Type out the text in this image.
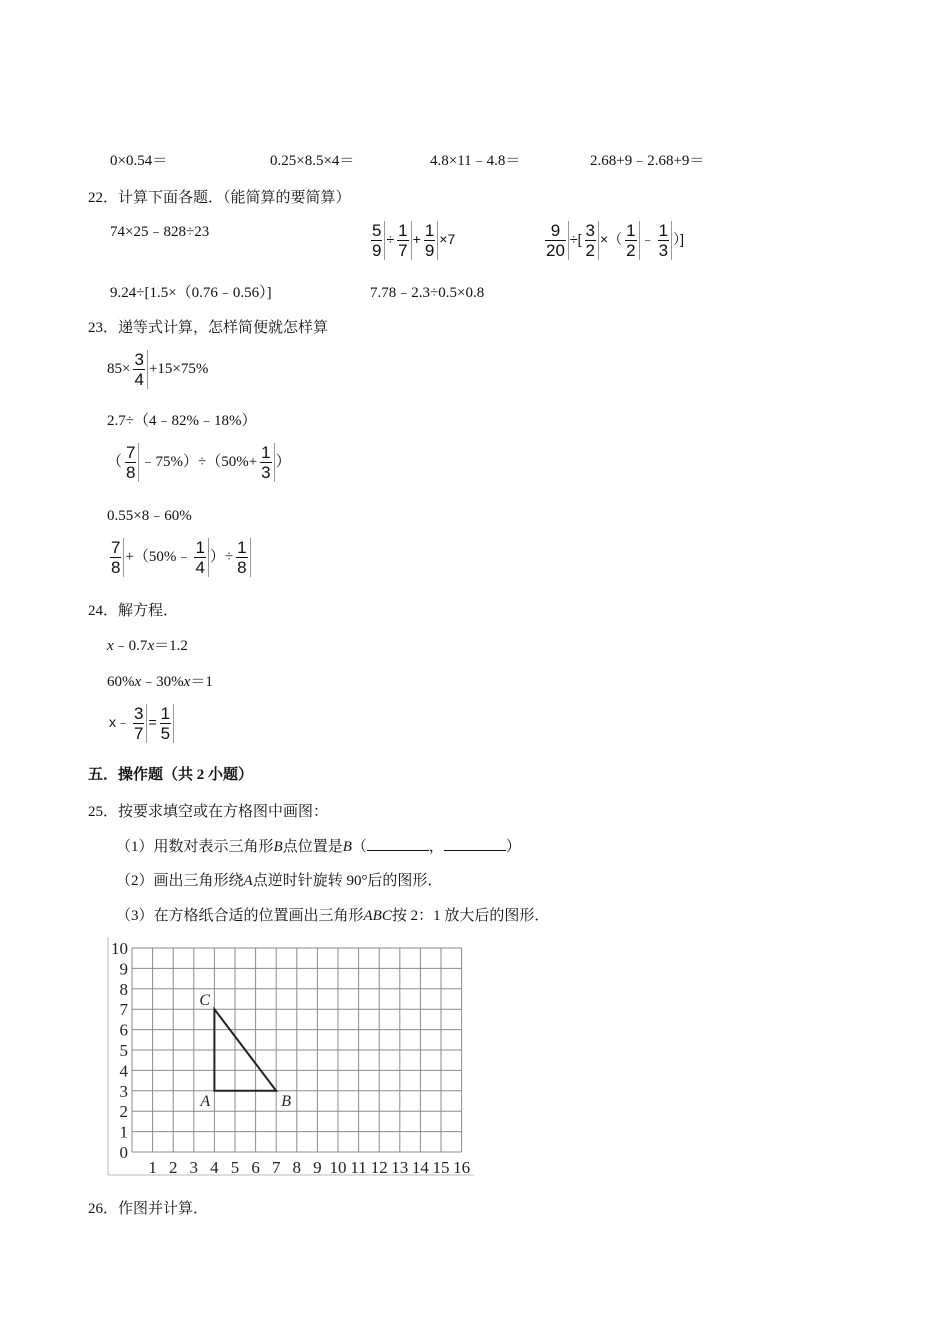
0×0.54＝	0.25×8.5×4＝	4.8×11﹣4.8＝	2.68+9﹣2.68+9＝
22．计算下面各题．（能简算的要简算）
74×25﹣828÷23	$\frac{5}{9} \div \frac{1}{7} + \frac{1}{9} \times 7$	$\frac{9}{20}$ ÷[ $\frac{3}{2}$ ×（ $\frac{1}{2}$ ﹣ $\frac{1}{3}$ ）]
9.24÷[1.5×（0.76﹣0.56）]	7.78﹣2.3÷0.5×0.8
23．递等式计算，怎样简便就怎样算
$85\times \frac{3}{4} +15\times 75\%$
2.7÷（4﹣82%﹣18%）
（ $\frac{7}{8}$ ﹣75%）÷（50%+ $\frac{1}{3}$ ）
0.55×8﹣60%
$\frac{7}{8}$ +（50%﹣ $\frac{1}{4}$ ）÷ $\frac{1}{8}$
24．解方程．
x﹣0.7x＝1.2
60%x﹣30%x＝1
x﹣ $\frac{3}{7} = \frac{1}{5}$
五．操作题（共 2 小题）
25．按要求填空或在方格图中画图：
（1）用数对表示三角形B点位置是B（	，	）
（2）画出三角形绕A点逆时针旋转 90°后的图形．
（3）在方格纸合适的位置画出三角形ABC按 2：1 放大后的图形．
0
1
2
3
4
5
6
7
8
9
10
1 2 3 4 5 6 7 8 9 10 11 12 13 14 15 16
A	B
C
26．作图并计算．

:: Challenge ::
Extract all the data above exactly, excluding every picture.

:: Answer to this problem ::
Type out the text in this image.
0×0.54＝	0.25×8.5×4＝	4.8×11﹣4.8＝	2.68+9﹣2.68+9＝
22．计算下面各题．（能简算的要简算）
74×25﹣828÷23	$\frac{5}{9} \div \frac{1}{7} + \frac{1}{9} \times 7$	$\frac{9}{20}$ ÷[ $\frac{3}{2}$ ×（ $\frac{1}{2}$ ﹣ $\frac{1}{3}$ ）]
9.24÷[1.5×（0.76﹣0.56）]	7.78﹣2.3÷0.5×0.8
23．递等式计算，怎样简便就怎样算
$85\times \frac{3}{4} +15\times 75\%$
2.7÷（4﹣82%﹣18%）
（ $\frac{7}{8}$ ﹣75%）÷（50%+ $\frac{1}{3}$ ）
0.55×8﹣60%
$\frac{7}{8}$ +（50%﹣ $\frac{1}{4}$ ）÷ $\frac{1}{8}$
24．解方程．
x﹣0.7x＝1.2
60%x﹣30%x＝1
x﹣ $\frac{3}{7} = \frac{1}{5}$
五．操作题（共 2 小题）
25．按要求填空或在方格图中画图：
（1）用数对表示三角形B点位置是B（	，	）
（2）画出三角形绕A点逆时针旋转 90°后的图形．
（3）在方格纸合适的位置画出三角形ABC按 2：1 放大后的图形．
0
1
2
3
4
5
6
7
8
9
10
1 2 3 4 5 6 7 8 9 10 11 12 13 14 15 16
A	B
C
26．作图并计算．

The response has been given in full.